* Begin Entries supplied *

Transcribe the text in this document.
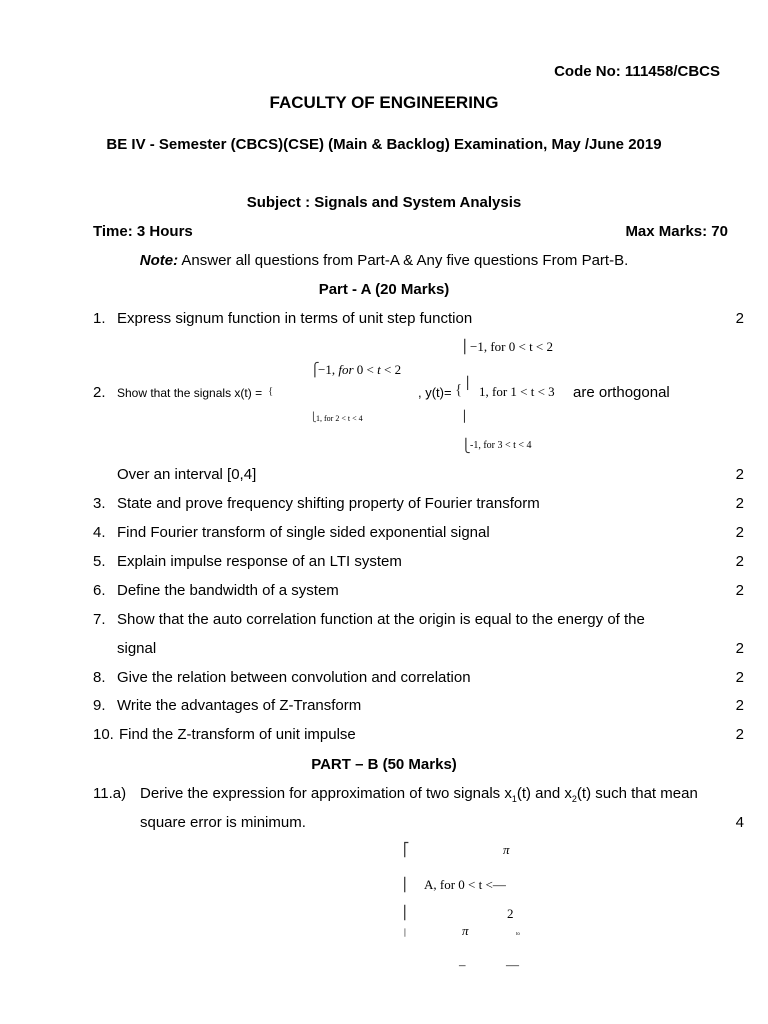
Code No: 111458/CBCS
FACULTY OF ENGINEERING
BE IV - Semester (CBCS)(CSE) (Main & Backlog) Examination, May /June 2019
Subject : Signals and System Analysis
Time: 3 Hours	Max Marks: 70
Note: Answer all questions from Part-A & Any five questions From Part-B.
Part - A (20 Marks)
1. Express signum function in terms of unit step function	2
⎢ −1, for 0 < t < 2
⎧
−1, for 0 < t < 2
2. Show that the signals x(t) = {	, y(t)= { ⎢
1, for 1 < t < 3 are orthogonal
⎩ 1, for 2 < t < 4	⎢
⎩ -1, for 3 < t < 4
Over an interval [0,4]	2
3. State and prove frequency shifting property of Fourier transform	2
4. Find Fourier transform of single sided exponential signal	2
5. Explain impulse response of an LTI system	2
6. Define the bandwidth of a system	2
7. Show that the auto correlation function at the origin is equal to the energy of the
signal	2
8. Give the relation between convolution and correlation	2
9. Write the advantages of Z-Transform	2
10. Find the Z-transform of unit impulse	2
PART – B (50 Marks)
11.a) Derive the expression for approximation of two signals $x_1(t)$ and $x_2(t)$ such that mean
square error is minimum.	4
⎡	π
⎢ A, for 0 < t <—
⎢	2
⎢	π	to
–	—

* End Entries supplied *

* [What is being asked]
All of the entries need to be transcribed word for word; pictures are left out.

* [Task solution]
Transcribe the text in this document.
Code No: 111458/CBCS
FACULTY OF ENGINEERING
BE IV - Semester (CBCS)(CSE) (Main & Backlog) Examination, May /June 2019
Subject : Signals and System Analysis
Time: 3 Hours	Max Marks: 70
Note: Answer all questions from Part-A & Any five questions From Part-B.
Part - A (20 Marks)
1. Express signum function in terms of unit step function	2
⎢ −1, for 0 < t < 2
⎧
−1, for 0 < t < 2
2. Show that the signals x(t) = {	, y(t)= { ⎢
1, for 1 < t < 3 are orthogonal
⎩ 1, for 2 < t < 4	⎢
⎩ -1, for 3 < t < 4
Over an interval [0,4]	2
3. State and prove frequency shifting property of Fourier transform	2
4. Find Fourier transform of single sided exponential signal	2
5. Explain impulse response of an LTI system	2
6. Define the bandwidth of a system	2
7. Show that the auto correlation function at the origin is equal to the energy of the
signal	2
8. Give the relation between convolution and correlation	2
9. Write the advantages of Z-Transform	2
10. Find the Z-transform of unit impulse	2
PART – B (50 Marks)
11.a) Derive the expression for approximation of two signals $x_1(t)$ and $x_2(t)$ such that mean
square error is minimum.	4
⎡	π
⎢ A, for 0 < t <—
⎢	2
⎢	π	to
–	—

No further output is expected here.